"""

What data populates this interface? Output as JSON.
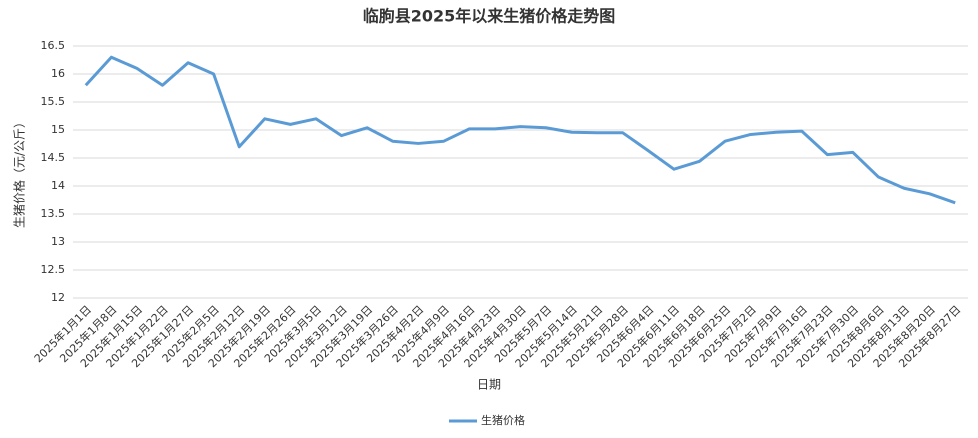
{
  "chart_data": {
    "type": "line",
    "title": "临朐县2025年以来生猪价格走势图",
    "x_label": "日期",
    "y_label": "生猪价格（元/公斤）",
    "categories": [
      "2025年1月1日",
      "2025年1月8日",
      "2025年1月15日",
      "2025年1月22日",
      "2025年1月27日",
      "2025年2月5日",
      "2025年2月12日",
      "2025年2月19日",
      "2025年2月26日",
      "2025年3月5日",
      "2025年3月12日",
      "2025年3月19日",
      "2025年3月26日",
      "2025年4月2日",
      "2025年4月9日",
      "2025年4月16日",
      "2025年4月23日",
      "2025年4月30日",
      "2025年5月7日",
      "2025年5月14日",
      "2025年5月21日",
      "2025年5月28日",
      "2025年6月4日",
      "2025年6月11日",
      "2025年6月18日",
      "2025年6月25日",
      "2025年7月2日",
      "2025年7月9日",
      "2025年7月16日",
      "2025年7月23日",
      "2025年7月30日",
      "2025年8月6日",
      "2025年8月13日",
      "2025年8月20日",
      "2025年8月27日"
    ],
    "series": [
      {
        "name": "生猪价格",
        "color": "#5b9bd5",
        "values": [
          15.8,
          16.3,
          16.1,
          15.8,
          16.2,
          16.0,
          14.7,
          15.2,
          15.1,
          15.2,
          14.9,
          15.04,
          14.8,
          14.76,
          14.8,
          15.02,
          15.02,
          15.06,
          15.04,
          14.96,
          14.95,
          14.95,
          14.63,
          14.3,
          14.44,
          14.8,
          14.92,
          14.96,
          14.98,
          14.56,
          14.6,
          14.16,
          13.96,
          13.86,
          13.7
        ]
      }
    ],
    "ylim": [
      12,
      16.5
    ],
    "yticks": [
      12,
      12.5,
      13,
      13.5,
      14,
      14.5,
      15,
      15.5,
      16,
      16.5
    ],
    "grid": true,
    "legend": "bottom"
  }
}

"""

• **WHAT YOU WILL DO**:
Skip the images and write out the rest of the listing exactly.

• **RESPONSE TO THIS EXERCISE**:
What data populates this interface? Output as JSON.
{
  "chart_data": {
    "type": "line",
    "title": "临朐县2025年以来生猪价格走势图",
    "x_label": "日期",
    "y_label": "生猪价格（元/公斤）",
    "categories": [
      "2025年1月1日",
      "2025年1月8日",
      "2025年1月15日",
      "2025年1月22日",
      "2025年1月27日",
      "2025年2月5日",
      "2025年2月12日",
      "2025年2月19日",
      "2025年2月26日",
      "2025年3月5日",
      "2025年3月12日",
      "2025年3月19日",
      "2025年3月26日",
      "2025年4月2日",
      "2025年4月9日",
      "2025年4月16日",
      "2025年4月23日",
      "2025年4月30日",
      "2025年5月7日",
      "2025年5月14日",
      "2025年5月21日",
      "2025年5月28日",
      "2025年6月4日",
      "2025年6月11日",
      "2025年6月18日",
      "2025年6月25日",
      "2025年7月2日",
      "2025年7月9日",
      "2025年7月16日",
      "2025年7月23日",
      "2025年7月30日",
      "2025年8月6日",
      "2025年8月13日",
      "2025年8月20日",
      "2025年8月27日"
    ],
    "series": [
      {
        "name": "生猪价格",
        "color": "#5b9bd5",
        "values": [
          15.8,
          16.3,
          16.1,
          15.8,
          16.2,
          16.0,
          14.7,
          15.2,
          15.1,
          15.2,
          14.9,
          15.04,
          14.8,
          14.76,
          14.8,
          15.02,
          15.02,
          15.06,
          15.04,
          14.96,
          14.95,
          14.95,
          14.63,
          14.3,
          14.44,
          14.8,
          14.92,
          14.96,
          14.98,
          14.56,
          14.6,
          14.16,
          13.96,
          13.86,
          13.7
        ]
      }
    ],
    "ylim": [
      12,
      16.5
    ],
    "yticks": [
      12,
      12.5,
      13,
      13.5,
      14,
      14.5,
      15,
      15.5,
      16,
      16.5
    ],
    "grid": true,
    "legend": "bottom"
  }
}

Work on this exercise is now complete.